WHAT IS ASKED ->
Scan the data below for the string "focusing". Copy every line where it appears.

DATA ROWS ->
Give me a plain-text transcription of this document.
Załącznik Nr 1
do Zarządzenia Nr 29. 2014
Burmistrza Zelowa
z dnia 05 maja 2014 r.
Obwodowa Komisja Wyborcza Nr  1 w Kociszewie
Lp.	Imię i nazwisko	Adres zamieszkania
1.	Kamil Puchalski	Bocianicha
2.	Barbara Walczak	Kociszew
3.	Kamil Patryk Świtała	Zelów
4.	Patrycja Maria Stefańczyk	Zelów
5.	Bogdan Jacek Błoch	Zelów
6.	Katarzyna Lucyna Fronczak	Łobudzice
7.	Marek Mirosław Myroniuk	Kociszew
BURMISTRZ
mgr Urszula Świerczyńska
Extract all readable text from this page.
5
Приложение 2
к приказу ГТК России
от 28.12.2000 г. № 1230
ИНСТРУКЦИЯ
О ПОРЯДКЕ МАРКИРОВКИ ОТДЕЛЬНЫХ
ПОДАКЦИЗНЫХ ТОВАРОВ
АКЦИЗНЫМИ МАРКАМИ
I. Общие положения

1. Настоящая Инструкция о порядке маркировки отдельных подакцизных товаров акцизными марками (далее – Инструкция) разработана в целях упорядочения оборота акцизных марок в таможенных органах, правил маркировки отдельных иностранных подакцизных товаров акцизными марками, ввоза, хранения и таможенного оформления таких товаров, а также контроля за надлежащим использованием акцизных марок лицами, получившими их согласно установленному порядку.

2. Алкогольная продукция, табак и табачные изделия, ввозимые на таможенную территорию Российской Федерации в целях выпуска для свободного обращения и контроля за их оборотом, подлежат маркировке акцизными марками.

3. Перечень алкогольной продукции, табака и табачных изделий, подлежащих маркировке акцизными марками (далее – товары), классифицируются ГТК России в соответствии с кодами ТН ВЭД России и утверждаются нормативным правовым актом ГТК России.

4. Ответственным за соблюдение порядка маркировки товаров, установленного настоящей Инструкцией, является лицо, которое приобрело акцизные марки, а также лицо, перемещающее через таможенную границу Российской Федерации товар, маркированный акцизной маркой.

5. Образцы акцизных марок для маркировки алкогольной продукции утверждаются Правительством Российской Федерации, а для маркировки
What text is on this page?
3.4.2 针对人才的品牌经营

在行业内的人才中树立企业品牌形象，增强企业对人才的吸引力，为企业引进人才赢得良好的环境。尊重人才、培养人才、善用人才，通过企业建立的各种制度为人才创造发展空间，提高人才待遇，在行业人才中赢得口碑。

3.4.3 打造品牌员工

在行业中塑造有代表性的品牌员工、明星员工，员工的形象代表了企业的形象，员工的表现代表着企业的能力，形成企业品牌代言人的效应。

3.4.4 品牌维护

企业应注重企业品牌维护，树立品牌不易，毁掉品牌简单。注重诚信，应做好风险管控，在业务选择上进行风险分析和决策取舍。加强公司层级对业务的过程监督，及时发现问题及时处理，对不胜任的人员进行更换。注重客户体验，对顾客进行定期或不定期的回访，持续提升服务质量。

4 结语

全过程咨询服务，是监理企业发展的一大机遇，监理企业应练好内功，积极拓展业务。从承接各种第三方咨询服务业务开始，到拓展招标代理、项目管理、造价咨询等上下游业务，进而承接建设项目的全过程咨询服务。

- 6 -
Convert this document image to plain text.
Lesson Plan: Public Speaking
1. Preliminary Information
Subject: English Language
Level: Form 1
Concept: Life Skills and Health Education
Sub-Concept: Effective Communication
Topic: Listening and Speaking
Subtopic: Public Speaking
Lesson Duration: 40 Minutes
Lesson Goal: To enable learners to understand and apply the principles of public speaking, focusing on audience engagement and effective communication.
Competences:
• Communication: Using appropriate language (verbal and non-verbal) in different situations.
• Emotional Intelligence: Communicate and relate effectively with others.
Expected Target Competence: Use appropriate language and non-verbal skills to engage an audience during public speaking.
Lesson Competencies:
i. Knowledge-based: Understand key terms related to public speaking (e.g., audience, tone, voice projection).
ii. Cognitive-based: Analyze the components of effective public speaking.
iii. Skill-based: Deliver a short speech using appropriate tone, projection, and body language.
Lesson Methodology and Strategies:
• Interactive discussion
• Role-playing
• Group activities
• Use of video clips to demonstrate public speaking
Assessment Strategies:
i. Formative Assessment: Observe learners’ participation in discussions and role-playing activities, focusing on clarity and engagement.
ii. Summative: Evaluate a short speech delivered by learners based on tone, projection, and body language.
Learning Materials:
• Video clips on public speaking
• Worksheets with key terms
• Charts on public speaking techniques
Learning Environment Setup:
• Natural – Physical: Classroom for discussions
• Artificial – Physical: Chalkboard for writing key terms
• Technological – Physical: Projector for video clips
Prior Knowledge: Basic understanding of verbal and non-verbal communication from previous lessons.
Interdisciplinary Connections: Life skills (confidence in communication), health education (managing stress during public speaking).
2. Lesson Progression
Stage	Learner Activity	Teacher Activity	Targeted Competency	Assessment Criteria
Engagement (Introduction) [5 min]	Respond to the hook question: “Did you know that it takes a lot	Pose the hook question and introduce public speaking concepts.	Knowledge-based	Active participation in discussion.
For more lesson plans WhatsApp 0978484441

EXERCISE OUTPUT ->
Lesson Goal: To enable learners to understand and apply the principles of public speaking, focusing on audience engagement and effective communication.
i. Formative Assessment: Observe learners’ participation in discussions and role-playing activities, focusing on clarity and engagement.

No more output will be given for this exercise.